• _What you are asked to do_
Lines containing the word "true" need to be counted. Please reply with how many there are, and nothing else.

──────── Supplied entries ────────

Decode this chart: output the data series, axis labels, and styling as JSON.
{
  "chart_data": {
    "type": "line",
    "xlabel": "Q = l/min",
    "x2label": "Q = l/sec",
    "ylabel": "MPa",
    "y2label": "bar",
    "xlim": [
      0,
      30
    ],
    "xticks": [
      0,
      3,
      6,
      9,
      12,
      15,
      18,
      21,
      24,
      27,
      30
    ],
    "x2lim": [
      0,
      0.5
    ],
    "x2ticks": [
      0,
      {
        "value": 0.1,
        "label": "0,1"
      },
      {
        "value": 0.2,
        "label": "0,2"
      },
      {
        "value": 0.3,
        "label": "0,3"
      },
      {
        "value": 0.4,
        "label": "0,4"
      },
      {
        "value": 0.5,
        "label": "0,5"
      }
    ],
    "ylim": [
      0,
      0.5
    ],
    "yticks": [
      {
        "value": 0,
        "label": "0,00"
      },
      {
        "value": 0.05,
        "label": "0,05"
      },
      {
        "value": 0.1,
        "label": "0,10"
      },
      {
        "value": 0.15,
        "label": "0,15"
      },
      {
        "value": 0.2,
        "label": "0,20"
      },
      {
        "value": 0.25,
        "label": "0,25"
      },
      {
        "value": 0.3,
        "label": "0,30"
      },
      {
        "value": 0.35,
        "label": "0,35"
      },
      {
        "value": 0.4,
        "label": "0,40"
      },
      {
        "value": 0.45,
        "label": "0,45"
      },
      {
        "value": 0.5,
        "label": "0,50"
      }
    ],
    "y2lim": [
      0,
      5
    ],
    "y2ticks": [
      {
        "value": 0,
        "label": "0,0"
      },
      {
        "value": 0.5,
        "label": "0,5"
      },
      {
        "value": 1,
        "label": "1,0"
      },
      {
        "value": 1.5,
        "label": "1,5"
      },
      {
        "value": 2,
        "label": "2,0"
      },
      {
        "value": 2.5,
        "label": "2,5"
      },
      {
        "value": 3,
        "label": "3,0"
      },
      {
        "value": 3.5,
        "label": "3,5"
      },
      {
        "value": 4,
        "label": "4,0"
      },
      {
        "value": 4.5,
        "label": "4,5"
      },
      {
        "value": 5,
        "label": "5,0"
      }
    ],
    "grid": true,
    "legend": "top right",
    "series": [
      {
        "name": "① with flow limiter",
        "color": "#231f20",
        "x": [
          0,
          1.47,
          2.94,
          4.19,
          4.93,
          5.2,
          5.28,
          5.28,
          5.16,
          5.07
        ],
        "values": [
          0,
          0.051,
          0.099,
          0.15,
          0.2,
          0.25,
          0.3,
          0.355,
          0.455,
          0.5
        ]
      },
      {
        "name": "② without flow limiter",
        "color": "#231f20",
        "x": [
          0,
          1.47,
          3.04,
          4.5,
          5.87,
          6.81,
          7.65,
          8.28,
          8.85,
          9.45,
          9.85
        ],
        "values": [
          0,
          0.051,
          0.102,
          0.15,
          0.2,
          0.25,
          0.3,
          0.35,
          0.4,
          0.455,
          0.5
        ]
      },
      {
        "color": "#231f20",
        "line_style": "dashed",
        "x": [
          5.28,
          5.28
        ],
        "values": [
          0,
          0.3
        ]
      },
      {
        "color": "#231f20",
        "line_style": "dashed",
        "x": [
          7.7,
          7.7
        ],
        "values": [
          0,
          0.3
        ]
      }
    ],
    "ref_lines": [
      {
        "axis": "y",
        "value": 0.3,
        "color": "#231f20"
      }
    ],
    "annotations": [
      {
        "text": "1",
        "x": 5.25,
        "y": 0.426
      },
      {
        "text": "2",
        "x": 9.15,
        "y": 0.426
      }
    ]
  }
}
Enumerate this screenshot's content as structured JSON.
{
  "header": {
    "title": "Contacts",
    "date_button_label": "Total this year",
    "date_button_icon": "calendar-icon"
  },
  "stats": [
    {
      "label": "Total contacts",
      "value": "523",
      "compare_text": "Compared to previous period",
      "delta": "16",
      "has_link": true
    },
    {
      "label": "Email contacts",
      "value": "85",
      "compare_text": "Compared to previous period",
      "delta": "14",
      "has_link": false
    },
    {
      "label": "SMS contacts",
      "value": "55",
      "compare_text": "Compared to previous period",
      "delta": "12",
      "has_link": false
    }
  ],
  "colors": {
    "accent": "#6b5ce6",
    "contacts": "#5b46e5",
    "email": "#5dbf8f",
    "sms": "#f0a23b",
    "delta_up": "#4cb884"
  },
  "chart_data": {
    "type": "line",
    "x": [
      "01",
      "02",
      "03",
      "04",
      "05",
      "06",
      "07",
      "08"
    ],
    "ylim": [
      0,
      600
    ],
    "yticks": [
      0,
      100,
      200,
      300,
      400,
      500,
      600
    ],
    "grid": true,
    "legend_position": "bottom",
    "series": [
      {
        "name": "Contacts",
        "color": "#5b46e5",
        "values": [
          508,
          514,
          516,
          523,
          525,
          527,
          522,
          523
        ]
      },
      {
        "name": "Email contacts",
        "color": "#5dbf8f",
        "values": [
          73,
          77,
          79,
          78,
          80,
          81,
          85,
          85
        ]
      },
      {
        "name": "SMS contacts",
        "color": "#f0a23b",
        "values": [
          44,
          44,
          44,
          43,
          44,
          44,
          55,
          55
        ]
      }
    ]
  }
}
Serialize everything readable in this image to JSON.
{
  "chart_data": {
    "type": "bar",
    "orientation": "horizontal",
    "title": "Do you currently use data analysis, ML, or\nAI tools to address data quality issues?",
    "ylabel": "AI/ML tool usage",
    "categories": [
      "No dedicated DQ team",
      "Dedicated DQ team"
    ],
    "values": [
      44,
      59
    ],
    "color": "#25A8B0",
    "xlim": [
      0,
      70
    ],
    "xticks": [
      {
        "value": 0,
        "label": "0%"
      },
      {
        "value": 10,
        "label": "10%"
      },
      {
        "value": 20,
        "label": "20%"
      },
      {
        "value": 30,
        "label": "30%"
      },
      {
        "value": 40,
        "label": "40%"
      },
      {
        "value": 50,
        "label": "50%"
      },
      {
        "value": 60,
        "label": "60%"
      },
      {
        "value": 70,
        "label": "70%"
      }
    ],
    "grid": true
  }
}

────────

• _Solution to the exercise_
4